[Stored entries]
################

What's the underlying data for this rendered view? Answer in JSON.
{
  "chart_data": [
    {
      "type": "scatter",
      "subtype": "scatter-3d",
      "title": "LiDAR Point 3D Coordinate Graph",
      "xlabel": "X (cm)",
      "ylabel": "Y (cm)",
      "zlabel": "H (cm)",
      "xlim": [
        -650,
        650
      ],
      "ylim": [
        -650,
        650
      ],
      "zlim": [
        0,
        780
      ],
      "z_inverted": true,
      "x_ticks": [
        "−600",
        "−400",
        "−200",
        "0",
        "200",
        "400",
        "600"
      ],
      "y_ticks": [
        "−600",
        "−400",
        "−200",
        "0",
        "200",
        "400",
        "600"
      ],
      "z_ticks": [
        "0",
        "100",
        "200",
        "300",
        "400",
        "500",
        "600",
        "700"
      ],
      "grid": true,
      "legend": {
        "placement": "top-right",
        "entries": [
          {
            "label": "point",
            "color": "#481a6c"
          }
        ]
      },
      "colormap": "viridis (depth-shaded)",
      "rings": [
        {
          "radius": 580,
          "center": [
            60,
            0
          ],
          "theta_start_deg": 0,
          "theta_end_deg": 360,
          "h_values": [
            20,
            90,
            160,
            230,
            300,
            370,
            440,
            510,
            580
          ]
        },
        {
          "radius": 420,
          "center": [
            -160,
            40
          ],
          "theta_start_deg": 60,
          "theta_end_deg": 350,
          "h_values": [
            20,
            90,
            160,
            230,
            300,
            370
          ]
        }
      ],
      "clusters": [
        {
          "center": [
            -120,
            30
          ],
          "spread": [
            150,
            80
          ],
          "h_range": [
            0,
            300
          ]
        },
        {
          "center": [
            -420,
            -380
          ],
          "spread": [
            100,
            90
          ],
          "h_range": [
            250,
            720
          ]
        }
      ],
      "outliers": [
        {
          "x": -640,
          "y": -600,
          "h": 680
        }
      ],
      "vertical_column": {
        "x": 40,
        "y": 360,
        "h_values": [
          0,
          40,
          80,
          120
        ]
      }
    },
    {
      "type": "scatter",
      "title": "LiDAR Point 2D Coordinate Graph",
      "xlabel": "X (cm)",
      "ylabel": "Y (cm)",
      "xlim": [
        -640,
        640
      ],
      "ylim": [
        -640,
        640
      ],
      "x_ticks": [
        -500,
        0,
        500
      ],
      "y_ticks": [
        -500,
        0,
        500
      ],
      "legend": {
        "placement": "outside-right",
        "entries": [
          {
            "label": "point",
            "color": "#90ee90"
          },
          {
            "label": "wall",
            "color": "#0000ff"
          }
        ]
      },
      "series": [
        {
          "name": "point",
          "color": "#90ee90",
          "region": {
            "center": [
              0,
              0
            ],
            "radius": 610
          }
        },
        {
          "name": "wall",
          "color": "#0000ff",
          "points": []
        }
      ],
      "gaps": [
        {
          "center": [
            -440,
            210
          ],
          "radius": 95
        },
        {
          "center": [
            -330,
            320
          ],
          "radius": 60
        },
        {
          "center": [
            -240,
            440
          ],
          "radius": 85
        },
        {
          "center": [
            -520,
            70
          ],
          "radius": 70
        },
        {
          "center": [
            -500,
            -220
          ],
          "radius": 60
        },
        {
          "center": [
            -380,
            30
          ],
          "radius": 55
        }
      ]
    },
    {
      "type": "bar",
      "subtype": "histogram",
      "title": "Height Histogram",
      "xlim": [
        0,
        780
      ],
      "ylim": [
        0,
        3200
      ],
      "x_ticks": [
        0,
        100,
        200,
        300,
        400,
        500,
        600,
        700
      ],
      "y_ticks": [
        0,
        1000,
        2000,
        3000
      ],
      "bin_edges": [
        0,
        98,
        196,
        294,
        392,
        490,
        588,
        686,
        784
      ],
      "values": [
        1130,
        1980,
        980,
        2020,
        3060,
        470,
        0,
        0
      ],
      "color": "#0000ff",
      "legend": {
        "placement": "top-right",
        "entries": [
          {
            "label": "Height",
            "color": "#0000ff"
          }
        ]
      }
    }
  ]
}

################

• **PROBLEM TO SOLVE**
Scan the material above for the string "radius" and report each line where you find it.

• **REPLY**
          "radius": 580,
          "radius": 420,
            "radius": 610
          "radius": 95
          "radius": 60
          "radius": 85
          "radius": 70
          "radius": 60
          "radius": 55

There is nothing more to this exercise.